TASK BRIEF>
Write out every record in full, exactly as written, please.

MATERIAL FOR THIS EXERCISE>
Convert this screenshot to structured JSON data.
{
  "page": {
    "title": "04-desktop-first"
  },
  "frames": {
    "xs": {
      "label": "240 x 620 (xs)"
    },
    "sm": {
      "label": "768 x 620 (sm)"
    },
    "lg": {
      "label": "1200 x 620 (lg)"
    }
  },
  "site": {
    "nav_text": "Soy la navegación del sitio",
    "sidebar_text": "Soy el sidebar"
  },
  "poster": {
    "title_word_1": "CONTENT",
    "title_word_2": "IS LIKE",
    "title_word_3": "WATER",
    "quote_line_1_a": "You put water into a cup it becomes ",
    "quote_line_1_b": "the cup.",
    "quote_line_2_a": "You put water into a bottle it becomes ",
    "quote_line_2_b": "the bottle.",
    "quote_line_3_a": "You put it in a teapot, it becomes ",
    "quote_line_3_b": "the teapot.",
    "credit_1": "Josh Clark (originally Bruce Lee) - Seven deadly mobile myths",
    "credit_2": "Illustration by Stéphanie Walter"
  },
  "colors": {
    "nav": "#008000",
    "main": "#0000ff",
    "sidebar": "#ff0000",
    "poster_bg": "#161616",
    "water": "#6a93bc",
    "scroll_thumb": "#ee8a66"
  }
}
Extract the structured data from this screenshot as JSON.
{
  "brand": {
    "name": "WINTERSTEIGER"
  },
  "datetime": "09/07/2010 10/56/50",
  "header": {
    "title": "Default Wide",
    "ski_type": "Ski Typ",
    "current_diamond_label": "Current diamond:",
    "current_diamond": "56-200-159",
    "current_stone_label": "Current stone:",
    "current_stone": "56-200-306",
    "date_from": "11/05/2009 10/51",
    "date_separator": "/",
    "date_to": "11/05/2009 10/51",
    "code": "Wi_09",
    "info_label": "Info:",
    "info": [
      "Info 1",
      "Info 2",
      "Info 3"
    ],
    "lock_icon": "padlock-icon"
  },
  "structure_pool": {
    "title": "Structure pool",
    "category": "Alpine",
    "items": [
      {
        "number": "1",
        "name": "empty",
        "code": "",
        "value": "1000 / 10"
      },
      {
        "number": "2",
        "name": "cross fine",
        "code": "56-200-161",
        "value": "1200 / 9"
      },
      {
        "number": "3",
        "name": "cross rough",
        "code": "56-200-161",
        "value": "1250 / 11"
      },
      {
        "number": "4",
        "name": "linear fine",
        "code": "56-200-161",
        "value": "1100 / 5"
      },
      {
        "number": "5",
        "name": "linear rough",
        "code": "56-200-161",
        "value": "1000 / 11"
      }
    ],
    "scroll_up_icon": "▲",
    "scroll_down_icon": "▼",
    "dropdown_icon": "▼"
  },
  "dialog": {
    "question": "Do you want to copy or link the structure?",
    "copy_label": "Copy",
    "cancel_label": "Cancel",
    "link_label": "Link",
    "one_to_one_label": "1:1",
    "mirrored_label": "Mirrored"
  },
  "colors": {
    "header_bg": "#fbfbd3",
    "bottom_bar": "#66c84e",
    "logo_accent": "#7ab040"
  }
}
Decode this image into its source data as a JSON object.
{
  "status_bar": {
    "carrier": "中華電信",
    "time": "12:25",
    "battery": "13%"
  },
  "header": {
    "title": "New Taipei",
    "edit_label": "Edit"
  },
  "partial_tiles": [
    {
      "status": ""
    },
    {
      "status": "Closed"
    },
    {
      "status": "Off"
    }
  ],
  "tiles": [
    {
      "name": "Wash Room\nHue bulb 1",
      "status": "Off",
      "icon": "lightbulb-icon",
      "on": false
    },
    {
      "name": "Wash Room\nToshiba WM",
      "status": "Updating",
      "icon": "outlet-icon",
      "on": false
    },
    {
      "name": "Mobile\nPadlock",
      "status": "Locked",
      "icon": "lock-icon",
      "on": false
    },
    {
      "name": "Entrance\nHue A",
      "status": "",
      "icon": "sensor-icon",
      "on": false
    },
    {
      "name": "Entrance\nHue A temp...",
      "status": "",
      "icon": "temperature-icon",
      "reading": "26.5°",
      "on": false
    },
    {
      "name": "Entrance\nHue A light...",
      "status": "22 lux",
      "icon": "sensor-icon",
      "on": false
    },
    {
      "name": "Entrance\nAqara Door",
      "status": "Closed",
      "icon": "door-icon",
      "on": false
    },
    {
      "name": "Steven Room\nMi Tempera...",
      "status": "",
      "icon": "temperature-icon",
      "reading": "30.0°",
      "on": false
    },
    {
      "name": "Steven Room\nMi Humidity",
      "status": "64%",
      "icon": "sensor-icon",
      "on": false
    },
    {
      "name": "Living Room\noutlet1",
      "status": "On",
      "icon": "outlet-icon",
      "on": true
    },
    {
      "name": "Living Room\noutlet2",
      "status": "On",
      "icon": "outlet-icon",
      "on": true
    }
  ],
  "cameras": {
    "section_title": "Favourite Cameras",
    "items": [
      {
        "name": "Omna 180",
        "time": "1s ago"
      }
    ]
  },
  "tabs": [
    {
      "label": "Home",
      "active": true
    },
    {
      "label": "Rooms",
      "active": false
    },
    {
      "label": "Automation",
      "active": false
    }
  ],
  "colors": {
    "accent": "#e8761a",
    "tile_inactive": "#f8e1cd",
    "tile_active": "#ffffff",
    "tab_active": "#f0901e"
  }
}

WRITTEN REPLY>
Convert this screenshot to structured JSON data.
{
  "page": {
    "title": "04-desktop-first"
  },
  "frames": {
    "xs": {
      "label": "240 x 620 (xs)"
    },
    "sm": {
      "label": "768 x 620 (sm)"
    },
    "lg": {
      "label": "1200 x 620 (lg)"
    }
  },
  "site": {
    "nav_text": "Soy la navegación del sitio",
    "sidebar_text": "Soy el sidebar"
  },
  "poster": {
    "title_word_1": "CONTENT",
    "title_word_2": "IS LIKE",
    "title_word_3": "WATER",
    "quote_line_1_a": "You put water into a cup it becomes ",
    "quote_line_1_b": "the cup.",
    "quote_line_2_a": "You put water into a bottle it becomes ",
    "quote_line_2_b": "the bottle.",
    "quote_line_3_a": "You put it in a teapot, it becomes ",
    "quote_line_3_b": "the teapot.",
    "credit_1": "Josh Clark (originally Bruce Lee) - Seven deadly mobile myths",
    "credit_2": "Illustration by Stéphanie Walter"
  },
  "colors": {
    "nav": "#008000",
    "main": "#0000ff",
    "sidebar": "#ff0000",
    "poster_bg": "#161616",
    "water": "#6a93bc",
    "scroll_thumb": "#ee8a66"
  }
}
Extract the structured data from this screenshot as JSON.
{
  "brand": {
    "name": "WINTERSTEIGER"
  },
  "datetime": "09/07/2010 10/56/50",
  "header": {
    "title": "Default Wide",
    "ski_type": "Ski Typ",
    "current_diamond_label": "Current diamond:",
    "current_diamond": "56-200-159",
    "current_stone_label": "Current stone:",
    "current_stone": "56-200-306",
    "date_from": "11/05/2009 10/51",
    "date_separator": "/",
    "date_to": "11/05/2009 10/51",
    "code": "Wi_09",
    "info_label": "Info:",
    "info": [
      "Info 1",
      "Info 2",
      "Info 3"
    ],
    "lock_icon": "padlock-icon"
  },
  "structure_pool": {
    "title": "Structure pool",
    "category": "Alpine",
    "items": [
      {
        "number": "1",
        "name": "empty",
        "code": "",
        "value": "1000 / 10"
      },
      {
        "number": "2",
        "name": "cross fine",
        "code": "56-200-161",
        "value": "1200 / 9"
      },
      {
        "number": "3",
        "name": "cross rough",
        "code": "56-200-161",
        "value": "1250 / 11"
      },
      {
        "number": "4",
        "name": "linear fine",
        "code": "56-200-161",
        "value": "1100 / 5"
      },
      {
        "number": "5",
        "name": "linear rough",
        "code": "56-200-161",
        "value": "1000 / 11"
      }
    ],
    "scroll_up_icon": "▲",
    "scroll_down_icon": "▼",
    "dropdown_icon": "▼"
  },
  "dialog": {
    "question": "Do you want to copy or link the structure?",
    "copy_label": "Copy",
    "cancel_label": "Cancel",
    "link_label": "Link",
    "one_to_one_label": "1:1",
    "mirrored_label": "Mirrored"
  },
  "colors": {
    "header_bg": "#fbfbd3",
    "bottom_bar": "#66c84e",
    "logo_accent": "#7ab040"
  }
}
Decode this image into its source data as a JSON object.
{
  "status_bar": {
    "carrier": "中華電信",
    "time": "12:25",
    "battery": "13%"
  },
  "header": {
    "title": "New Taipei",
    "edit_label": "Edit"
  },
  "partial_tiles": [
    {
      "status": ""
    },
    {
      "status": "Closed"
    },
    {
      "status": "Off"
    }
  ],
  "tiles": [
    {
      "name": "Wash Room\nHue bulb 1",
      "status": "Off",
      "icon": "lightbulb-icon",
      "on": false
    },
    {
      "name": "Wash Room\nToshiba WM",
      "status": "Updating",
      "icon": "outlet-icon",
      "on": false
    },
    {
      "name": "Mobile\nPadlock",
      "status": "Locked",
      "icon": "lock-icon",
      "on": false
    },
    {
      "name": "Entrance\nHue A",
      "status": "",
      "icon": "sensor-icon",
      "on": false
    },
    {
      "name": "Entrance\nHue A temp...",
      "status": "",
      "icon": "temperature-icon",
      "reading": "26.5°",
      "on": false
    },
    {
      "name": "Entrance\nHue A light...",
      "status": "22 lux",
      "icon": "sensor-icon",
      "on": false
    },
    {
      "name": "Entrance\nAqara Door",
      "status": "Closed",
      "icon": "door-icon",
      "on": false
    },
    {
      "name": "Steven Room\nMi Tempera...",
      "status": "",
      "icon": "temperature-icon",
      "reading": "30.0°",
      "on": false
    },
    {
      "name": "Steven Room\nMi Humidity",
      "status": "64%",
      "icon": "sensor-icon",
      "on": false
    },
    {
      "name": "Living Room\noutlet1",
      "status": "On",
      "icon": "outlet-icon",
      "on": true
    },
    {
      "name": "Living Room\noutlet2",
      "status": "On",
      "icon": "outlet-icon",
      "on": true
    }
  ],
  "cameras": {
    "section_title": "Favourite Cameras",
    "items": [
      {
        "name": "Omna 180",
        "time": "1s ago"
      }
    ]
  },
  "tabs": [
    {
      "label": "Home",
      "active": true
    },
    {
      "label": "Rooms",
      "active": false
    },
    {
      "label": "Automation",
      "active": false
    }
  ],
  "colors": {
    "accent": "#e8761a",
    "tile_inactive": "#f8e1cd",
    "tile_active": "#ffffff",
    "tab_active": "#f0901e"
  }
}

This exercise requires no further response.